TASK DETAILS: Give every line of the data again, unchanged, but with no pictures.

DATA EXTRACT:
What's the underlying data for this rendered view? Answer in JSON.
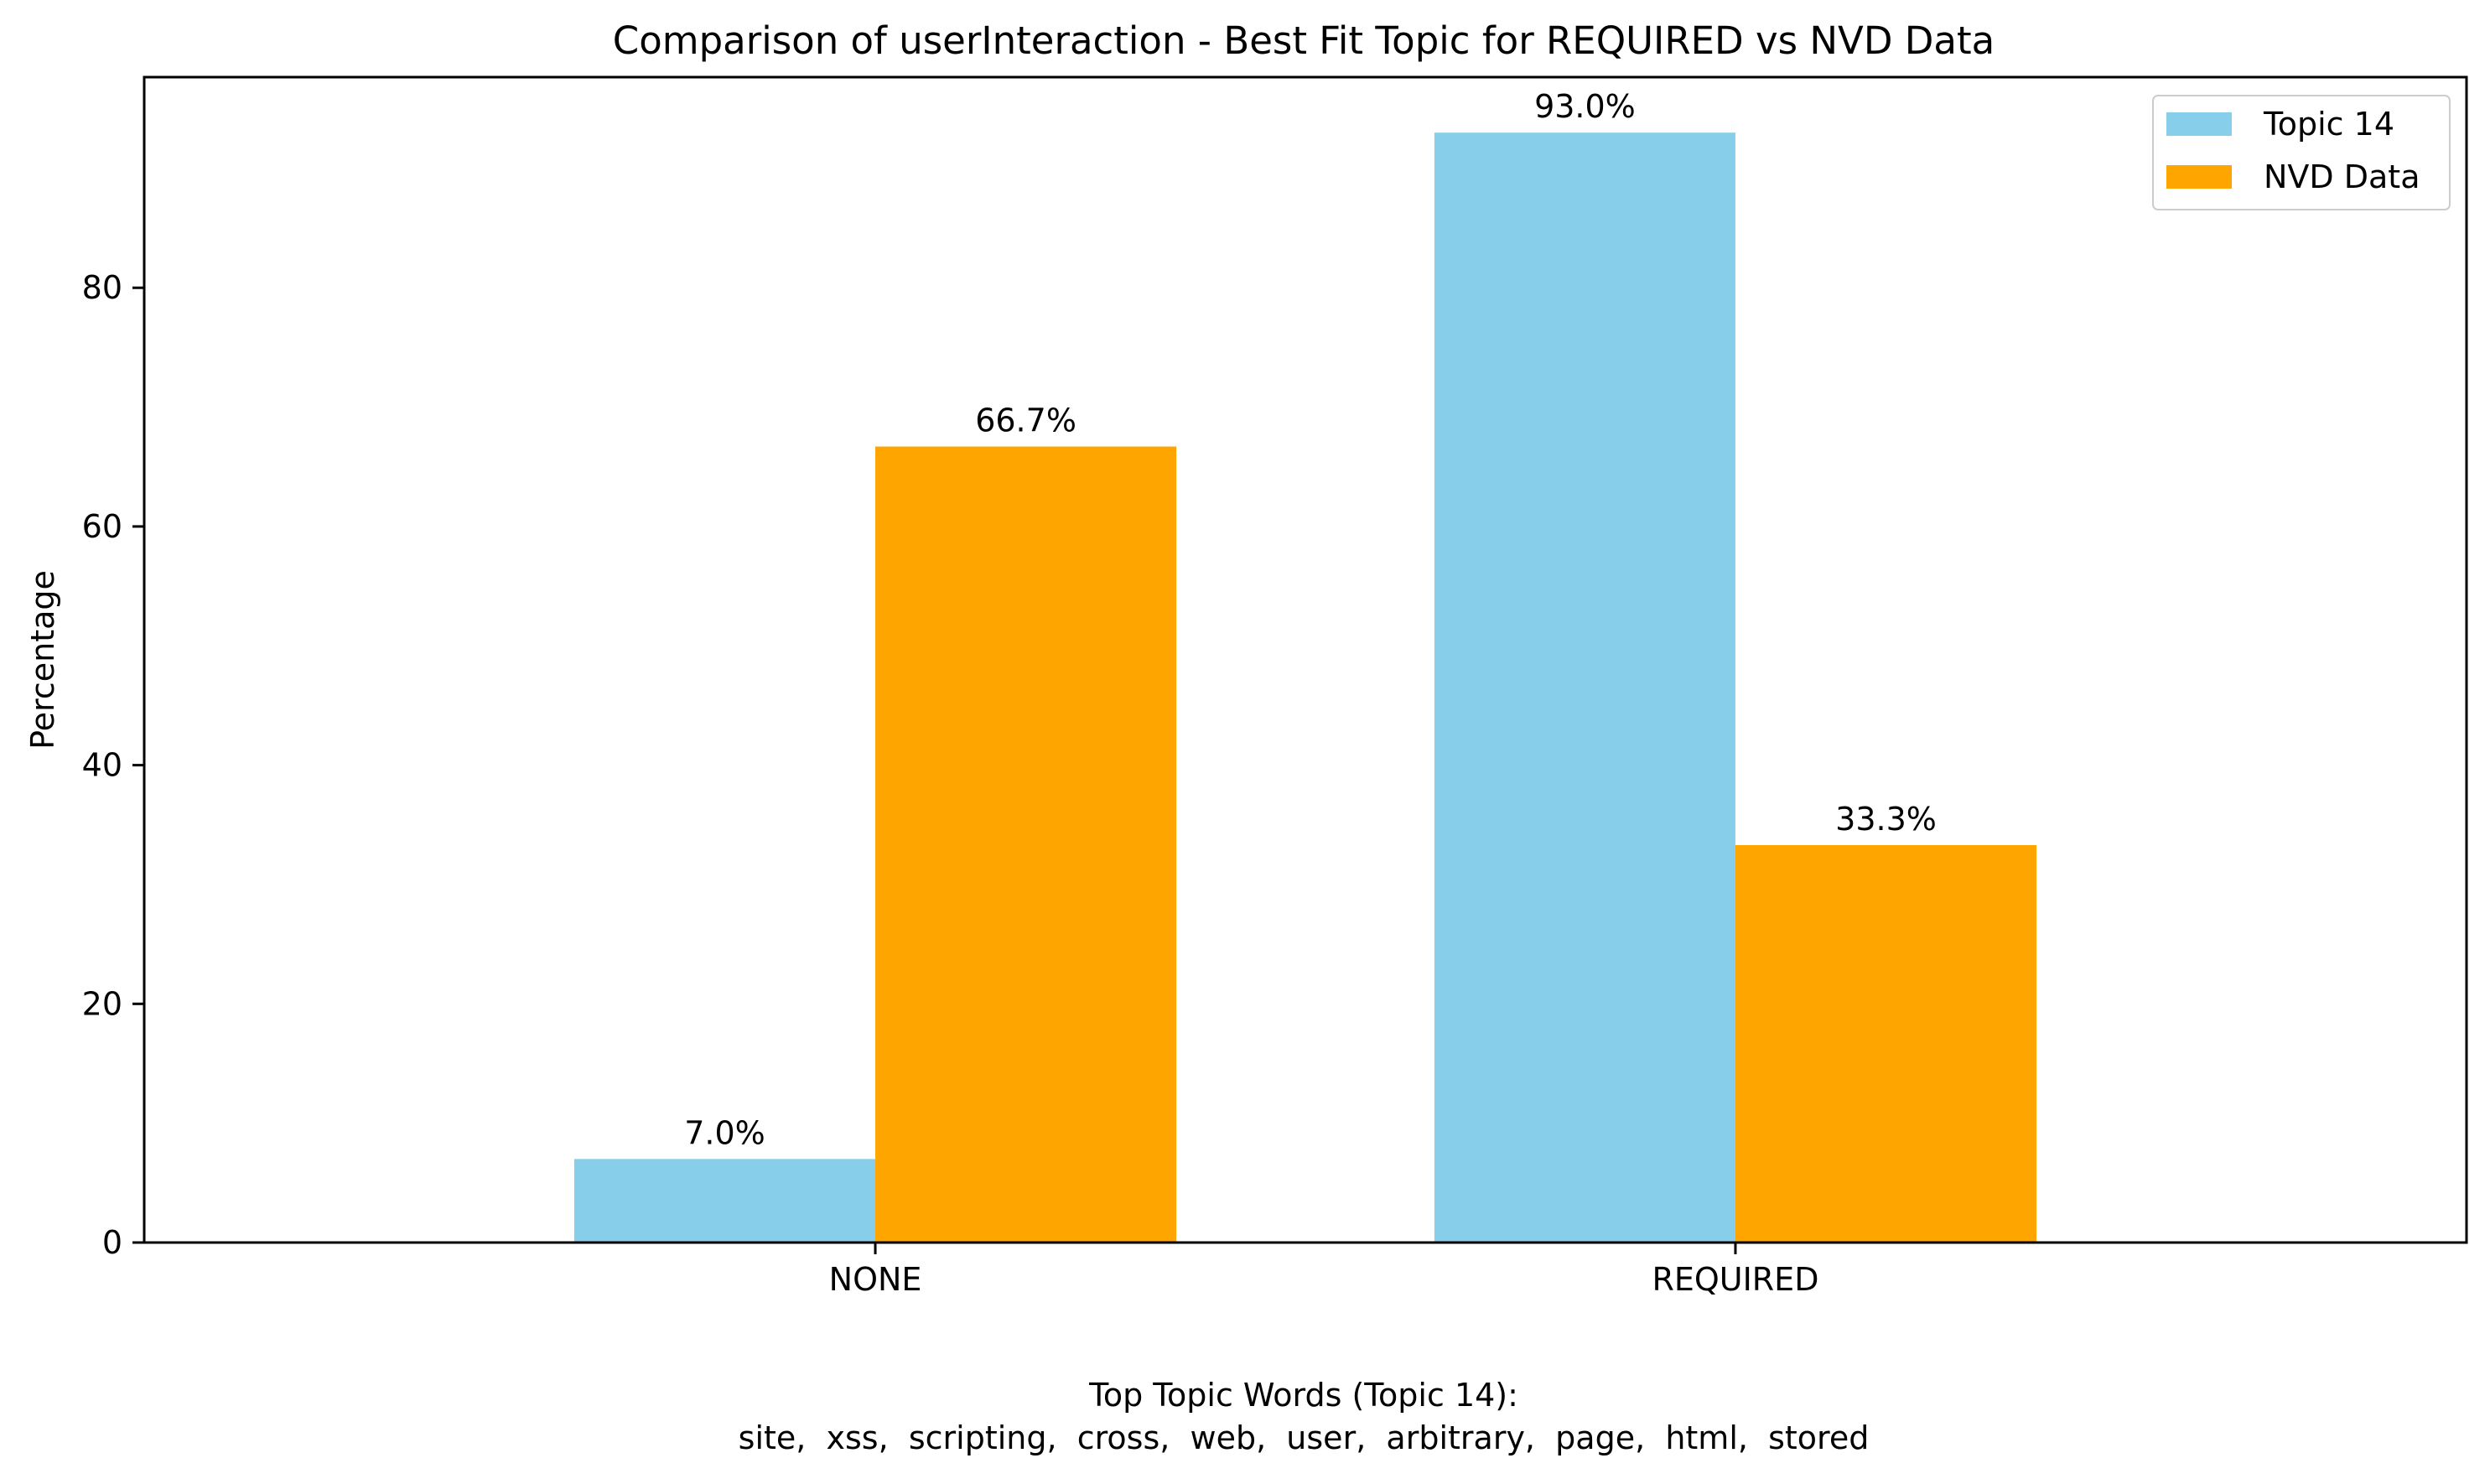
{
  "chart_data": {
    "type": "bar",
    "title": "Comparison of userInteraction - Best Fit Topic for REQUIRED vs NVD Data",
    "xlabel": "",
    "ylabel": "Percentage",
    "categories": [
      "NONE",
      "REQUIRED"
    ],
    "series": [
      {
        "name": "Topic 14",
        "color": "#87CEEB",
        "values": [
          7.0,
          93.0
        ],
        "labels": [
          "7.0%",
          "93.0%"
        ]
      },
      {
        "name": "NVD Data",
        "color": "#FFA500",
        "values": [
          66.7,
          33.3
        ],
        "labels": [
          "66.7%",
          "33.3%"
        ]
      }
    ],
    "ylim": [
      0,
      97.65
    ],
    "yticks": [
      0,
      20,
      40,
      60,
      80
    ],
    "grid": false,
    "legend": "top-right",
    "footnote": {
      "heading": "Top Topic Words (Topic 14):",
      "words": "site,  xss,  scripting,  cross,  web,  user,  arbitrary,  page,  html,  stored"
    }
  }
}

THE RESULT:
What's the underlying data for this rendered view? Answer in JSON.
{
  "chart_data": {
    "type": "bar",
    "title": "Comparison of userInteraction - Best Fit Topic for REQUIRED vs NVD Data",
    "xlabel": "",
    "ylabel": "Percentage",
    "categories": [
      "NONE",
      "REQUIRED"
    ],
    "series": [
      {
        "name": "Topic 14",
        "color": "#87CEEB",
        "values": [
          7.0,
          93.0
        ],
        "labels": [
          "7.0%",
          "93.0%"
        ]
      },
      {
        "name": "NVD Data",
        "color": "#FFA500",
        "values": [
          66.7,
          33.3
        ],
        "labels": [
          "66.7%",
          "33.3%"
        ]
      }
    ],
    "ylim": [
      0,
      97.65
    ],
    "yticks": [
      0,
      20,
      40,
      60,
      80
    ],
    "grid": false,
    "legend": "top-right",
    "footnote": {
      "heading": "Top Topic Words (Topic 14):",
      "words": "site,  xss,  scripting,  cross,  web,  user,  arbitrary,  page,  html,  stored"
    }
  }
}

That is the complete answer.